### Your task
Search the material for the word "Vorderteil" and copy each line that holds it.

### Information given
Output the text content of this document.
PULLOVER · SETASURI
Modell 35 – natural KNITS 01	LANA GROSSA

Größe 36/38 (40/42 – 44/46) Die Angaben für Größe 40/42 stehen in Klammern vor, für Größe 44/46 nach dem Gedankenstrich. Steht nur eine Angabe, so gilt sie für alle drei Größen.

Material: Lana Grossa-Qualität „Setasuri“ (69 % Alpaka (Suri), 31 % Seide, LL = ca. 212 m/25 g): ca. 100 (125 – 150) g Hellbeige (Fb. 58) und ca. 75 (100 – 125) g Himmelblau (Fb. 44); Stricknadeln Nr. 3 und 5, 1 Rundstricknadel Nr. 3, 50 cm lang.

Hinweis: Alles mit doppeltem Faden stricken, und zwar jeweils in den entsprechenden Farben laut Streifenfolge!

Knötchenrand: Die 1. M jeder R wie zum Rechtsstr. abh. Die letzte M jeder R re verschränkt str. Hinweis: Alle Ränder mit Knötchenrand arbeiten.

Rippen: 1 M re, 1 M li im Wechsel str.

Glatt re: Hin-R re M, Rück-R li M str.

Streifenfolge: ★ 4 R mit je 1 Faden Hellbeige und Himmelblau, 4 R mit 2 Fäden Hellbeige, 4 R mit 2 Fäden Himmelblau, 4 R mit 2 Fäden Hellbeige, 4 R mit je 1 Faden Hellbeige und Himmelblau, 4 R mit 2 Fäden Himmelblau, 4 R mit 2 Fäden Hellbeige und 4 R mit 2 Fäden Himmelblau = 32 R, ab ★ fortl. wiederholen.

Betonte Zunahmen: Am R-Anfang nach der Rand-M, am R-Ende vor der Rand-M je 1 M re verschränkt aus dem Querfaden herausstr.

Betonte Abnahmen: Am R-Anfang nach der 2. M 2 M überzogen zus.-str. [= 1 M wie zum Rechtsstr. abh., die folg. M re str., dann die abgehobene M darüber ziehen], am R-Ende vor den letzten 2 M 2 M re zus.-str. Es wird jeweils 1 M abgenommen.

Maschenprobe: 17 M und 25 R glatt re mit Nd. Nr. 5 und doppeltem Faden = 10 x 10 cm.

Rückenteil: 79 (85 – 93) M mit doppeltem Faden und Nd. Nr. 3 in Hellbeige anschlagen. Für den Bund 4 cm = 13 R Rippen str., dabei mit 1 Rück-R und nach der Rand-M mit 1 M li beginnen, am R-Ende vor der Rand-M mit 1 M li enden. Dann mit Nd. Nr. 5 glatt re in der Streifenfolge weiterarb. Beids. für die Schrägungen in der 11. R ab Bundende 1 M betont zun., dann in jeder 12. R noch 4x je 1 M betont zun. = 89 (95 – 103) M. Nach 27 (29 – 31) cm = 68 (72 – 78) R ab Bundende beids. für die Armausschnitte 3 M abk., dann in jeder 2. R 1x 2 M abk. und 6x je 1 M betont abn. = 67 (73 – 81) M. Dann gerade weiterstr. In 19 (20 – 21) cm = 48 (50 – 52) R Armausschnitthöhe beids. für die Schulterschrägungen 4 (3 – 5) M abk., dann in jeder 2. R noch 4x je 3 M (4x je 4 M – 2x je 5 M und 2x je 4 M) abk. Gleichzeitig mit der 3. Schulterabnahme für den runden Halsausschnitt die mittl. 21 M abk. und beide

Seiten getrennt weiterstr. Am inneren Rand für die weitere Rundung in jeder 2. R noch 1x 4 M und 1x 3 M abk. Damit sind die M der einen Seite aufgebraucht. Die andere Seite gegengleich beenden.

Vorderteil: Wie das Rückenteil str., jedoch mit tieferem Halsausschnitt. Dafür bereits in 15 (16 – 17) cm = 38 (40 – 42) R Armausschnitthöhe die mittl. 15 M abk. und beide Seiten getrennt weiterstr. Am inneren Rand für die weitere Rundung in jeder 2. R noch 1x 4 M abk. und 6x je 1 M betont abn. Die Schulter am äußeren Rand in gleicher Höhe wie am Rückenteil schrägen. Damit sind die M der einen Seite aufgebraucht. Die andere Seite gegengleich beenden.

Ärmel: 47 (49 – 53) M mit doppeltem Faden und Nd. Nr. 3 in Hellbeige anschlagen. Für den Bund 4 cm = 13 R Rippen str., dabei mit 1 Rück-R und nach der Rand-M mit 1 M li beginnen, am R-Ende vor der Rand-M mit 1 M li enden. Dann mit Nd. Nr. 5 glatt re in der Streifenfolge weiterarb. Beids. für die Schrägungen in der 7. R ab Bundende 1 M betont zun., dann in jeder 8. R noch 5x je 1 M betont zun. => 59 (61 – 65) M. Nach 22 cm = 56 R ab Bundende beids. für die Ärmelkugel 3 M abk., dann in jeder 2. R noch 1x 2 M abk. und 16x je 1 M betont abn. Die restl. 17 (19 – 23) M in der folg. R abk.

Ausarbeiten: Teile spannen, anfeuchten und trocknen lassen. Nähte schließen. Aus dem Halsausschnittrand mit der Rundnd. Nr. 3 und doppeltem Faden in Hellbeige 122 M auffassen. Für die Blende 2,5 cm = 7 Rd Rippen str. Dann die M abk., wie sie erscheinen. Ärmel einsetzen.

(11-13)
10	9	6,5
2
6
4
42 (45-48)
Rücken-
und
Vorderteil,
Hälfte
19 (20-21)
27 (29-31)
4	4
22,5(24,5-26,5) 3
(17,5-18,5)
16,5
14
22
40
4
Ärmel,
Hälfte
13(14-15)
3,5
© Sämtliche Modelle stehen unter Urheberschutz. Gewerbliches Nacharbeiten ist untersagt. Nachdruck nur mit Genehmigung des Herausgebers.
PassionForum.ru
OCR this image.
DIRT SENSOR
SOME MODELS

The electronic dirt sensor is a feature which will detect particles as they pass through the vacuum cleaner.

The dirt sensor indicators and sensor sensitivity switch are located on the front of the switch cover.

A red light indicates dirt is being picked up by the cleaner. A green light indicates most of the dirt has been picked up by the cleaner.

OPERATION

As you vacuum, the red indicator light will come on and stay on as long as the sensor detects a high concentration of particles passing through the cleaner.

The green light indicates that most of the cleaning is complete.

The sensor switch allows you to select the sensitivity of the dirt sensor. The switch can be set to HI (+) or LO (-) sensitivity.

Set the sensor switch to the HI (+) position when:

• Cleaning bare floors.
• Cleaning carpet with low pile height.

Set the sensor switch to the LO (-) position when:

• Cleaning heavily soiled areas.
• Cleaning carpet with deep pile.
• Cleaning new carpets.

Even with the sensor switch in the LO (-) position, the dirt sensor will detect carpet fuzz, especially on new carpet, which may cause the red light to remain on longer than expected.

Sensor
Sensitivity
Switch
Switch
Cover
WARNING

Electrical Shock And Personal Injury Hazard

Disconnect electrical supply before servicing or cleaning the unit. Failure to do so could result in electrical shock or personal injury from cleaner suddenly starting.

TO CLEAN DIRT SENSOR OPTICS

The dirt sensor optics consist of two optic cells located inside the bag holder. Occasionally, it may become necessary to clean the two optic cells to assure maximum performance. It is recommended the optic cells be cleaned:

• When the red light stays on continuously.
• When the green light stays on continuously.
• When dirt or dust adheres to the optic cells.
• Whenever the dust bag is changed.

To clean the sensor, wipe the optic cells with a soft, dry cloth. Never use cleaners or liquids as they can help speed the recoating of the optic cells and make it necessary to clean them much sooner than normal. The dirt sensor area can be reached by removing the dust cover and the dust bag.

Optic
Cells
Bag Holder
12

### Expected answer
Vorderteil: Wie das Rückenteil str., jedoch mit tieferem Halsausschnitt. Dafür bereits in 15 (16 – 17) cm = 38 (40 – 42) R Armausschnitthöhe die mittl. 15 M abk. und beide Seiten getrennt weiterstr. Am inneren Rand für die weitere Rundung in jeder 2. R noch 1x 4 M abk. und 6x je 1 M betont abn. Die Schulter am äußeren Rand in gleicher Höhe wie am Rückenteil schrägen. Damit sind die M der einen Seite aufgebraucht. Die andere Seite gegengleich beenden.
Vorderteil,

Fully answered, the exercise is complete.